- _Problem_
Starting from the line containing "Output the text content of this document.", write out every remaining line exactly, the last one included.

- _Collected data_

- - - -

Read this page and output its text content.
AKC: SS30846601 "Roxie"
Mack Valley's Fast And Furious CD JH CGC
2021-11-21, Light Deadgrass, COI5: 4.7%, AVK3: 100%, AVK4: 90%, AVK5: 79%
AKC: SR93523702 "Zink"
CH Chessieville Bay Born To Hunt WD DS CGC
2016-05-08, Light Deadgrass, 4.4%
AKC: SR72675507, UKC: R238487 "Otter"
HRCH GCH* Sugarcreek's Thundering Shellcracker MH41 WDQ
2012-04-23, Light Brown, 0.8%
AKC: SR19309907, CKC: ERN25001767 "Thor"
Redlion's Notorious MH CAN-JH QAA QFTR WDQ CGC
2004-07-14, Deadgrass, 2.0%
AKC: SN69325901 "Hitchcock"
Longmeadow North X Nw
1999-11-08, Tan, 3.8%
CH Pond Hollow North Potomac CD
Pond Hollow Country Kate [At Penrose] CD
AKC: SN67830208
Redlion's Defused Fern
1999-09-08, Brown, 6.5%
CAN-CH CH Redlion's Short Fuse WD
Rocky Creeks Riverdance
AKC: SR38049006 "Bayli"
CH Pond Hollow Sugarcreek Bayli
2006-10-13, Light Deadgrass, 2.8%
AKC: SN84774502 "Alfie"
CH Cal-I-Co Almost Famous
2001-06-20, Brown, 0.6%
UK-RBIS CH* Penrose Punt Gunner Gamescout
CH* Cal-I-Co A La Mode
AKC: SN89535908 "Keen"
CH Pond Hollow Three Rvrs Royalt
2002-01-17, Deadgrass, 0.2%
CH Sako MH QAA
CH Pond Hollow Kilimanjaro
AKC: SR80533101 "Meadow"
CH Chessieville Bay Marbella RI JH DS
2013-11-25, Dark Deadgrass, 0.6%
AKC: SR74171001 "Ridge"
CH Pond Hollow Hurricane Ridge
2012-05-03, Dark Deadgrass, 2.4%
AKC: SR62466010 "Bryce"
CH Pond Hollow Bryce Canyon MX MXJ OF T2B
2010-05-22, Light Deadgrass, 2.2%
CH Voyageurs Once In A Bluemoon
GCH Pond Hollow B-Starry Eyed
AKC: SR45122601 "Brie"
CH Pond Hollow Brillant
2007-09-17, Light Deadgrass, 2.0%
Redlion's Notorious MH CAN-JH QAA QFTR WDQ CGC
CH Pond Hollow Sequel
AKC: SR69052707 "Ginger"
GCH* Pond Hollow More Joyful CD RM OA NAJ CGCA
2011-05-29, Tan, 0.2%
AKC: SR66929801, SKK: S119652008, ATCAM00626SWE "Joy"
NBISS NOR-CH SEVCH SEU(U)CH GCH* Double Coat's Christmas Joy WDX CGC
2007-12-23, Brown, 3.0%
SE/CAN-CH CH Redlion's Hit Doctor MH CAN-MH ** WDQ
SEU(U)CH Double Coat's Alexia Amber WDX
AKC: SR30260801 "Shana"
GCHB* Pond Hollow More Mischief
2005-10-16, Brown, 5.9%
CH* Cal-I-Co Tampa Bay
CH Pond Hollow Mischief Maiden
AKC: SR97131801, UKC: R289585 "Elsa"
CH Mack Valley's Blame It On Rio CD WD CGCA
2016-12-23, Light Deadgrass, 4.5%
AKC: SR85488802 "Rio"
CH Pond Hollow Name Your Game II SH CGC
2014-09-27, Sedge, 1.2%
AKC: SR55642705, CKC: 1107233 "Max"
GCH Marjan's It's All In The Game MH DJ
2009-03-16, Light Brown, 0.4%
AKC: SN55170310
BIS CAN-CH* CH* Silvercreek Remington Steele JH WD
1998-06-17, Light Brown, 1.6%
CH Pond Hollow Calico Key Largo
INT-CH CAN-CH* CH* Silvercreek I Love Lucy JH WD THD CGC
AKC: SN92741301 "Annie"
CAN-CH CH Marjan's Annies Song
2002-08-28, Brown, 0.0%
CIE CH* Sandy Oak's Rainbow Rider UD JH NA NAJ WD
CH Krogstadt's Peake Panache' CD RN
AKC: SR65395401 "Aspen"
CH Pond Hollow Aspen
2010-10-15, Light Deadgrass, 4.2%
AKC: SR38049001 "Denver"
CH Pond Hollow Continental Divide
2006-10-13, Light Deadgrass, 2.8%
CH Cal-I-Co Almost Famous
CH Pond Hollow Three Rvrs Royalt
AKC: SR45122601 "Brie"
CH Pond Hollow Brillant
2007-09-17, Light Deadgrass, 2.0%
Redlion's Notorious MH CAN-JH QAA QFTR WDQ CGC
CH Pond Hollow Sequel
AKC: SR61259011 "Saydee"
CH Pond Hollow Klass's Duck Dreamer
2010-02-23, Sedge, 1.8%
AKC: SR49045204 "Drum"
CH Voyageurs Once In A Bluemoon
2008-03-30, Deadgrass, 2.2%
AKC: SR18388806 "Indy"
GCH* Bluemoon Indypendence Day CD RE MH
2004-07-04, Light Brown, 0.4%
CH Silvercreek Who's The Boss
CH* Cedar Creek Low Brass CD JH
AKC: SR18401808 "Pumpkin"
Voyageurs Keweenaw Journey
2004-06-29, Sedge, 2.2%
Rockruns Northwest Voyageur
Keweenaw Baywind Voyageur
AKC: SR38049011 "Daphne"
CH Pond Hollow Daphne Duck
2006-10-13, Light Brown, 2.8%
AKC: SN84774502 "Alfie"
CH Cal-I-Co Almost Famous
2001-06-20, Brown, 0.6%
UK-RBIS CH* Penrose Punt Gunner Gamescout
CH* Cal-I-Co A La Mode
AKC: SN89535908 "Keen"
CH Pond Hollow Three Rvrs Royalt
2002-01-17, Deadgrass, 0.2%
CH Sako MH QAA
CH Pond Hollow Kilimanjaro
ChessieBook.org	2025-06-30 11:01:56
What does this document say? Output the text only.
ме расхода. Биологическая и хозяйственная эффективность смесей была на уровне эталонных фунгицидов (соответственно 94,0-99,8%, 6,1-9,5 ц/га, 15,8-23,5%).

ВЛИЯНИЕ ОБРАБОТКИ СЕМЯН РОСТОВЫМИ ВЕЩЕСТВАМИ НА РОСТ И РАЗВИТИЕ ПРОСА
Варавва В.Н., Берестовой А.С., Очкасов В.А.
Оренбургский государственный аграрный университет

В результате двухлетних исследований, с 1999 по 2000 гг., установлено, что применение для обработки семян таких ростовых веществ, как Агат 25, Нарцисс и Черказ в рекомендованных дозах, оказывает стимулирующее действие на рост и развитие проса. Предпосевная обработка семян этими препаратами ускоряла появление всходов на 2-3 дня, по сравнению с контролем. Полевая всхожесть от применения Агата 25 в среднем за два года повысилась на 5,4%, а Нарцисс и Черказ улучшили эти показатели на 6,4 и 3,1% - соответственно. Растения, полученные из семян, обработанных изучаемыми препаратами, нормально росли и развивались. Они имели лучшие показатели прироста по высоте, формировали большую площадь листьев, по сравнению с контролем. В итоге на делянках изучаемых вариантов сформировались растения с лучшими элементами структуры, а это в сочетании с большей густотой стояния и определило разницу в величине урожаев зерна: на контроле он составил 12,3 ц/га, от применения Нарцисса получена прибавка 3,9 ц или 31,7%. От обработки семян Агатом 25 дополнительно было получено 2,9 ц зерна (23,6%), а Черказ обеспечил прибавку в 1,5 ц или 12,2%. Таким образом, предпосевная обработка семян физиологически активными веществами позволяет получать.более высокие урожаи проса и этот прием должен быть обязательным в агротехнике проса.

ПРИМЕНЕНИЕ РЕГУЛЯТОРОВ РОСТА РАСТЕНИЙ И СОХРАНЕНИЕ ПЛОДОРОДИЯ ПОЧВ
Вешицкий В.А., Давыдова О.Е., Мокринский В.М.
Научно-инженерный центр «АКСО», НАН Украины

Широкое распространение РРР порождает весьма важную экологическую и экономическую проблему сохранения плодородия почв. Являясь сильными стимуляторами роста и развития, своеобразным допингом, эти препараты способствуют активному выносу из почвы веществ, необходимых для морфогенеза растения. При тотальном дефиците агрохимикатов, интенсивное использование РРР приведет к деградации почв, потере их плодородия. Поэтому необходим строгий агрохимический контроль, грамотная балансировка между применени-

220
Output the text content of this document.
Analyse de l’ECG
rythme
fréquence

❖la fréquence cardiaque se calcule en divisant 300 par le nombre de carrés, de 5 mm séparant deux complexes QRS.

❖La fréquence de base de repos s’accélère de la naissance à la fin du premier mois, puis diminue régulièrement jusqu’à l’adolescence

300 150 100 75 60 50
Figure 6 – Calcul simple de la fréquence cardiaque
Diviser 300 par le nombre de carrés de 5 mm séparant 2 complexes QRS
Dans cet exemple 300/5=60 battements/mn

- - - -

- _Full response_
Output the text content of this document.
Analyse de l’ECG
rythme
fréquence

❖la fréquence cardiaque se calcule en divisant 300 par le nombre de carrés, de 5 mm séparant deux complexes QRS.

❖La fréquence de base de repos s’accélère de la naissance à la fin du premier mois, puis diminue régulièrement jusqu’à l’adolescence

300 150 100 75 60 50
Figure 6 – Calcul simple de la fréquence cardiaque
Diviser 300 par le nombre de carrés de 5 mm séparant 2 complexes QRS
Dans cet exemple 300/5=60 battements/mn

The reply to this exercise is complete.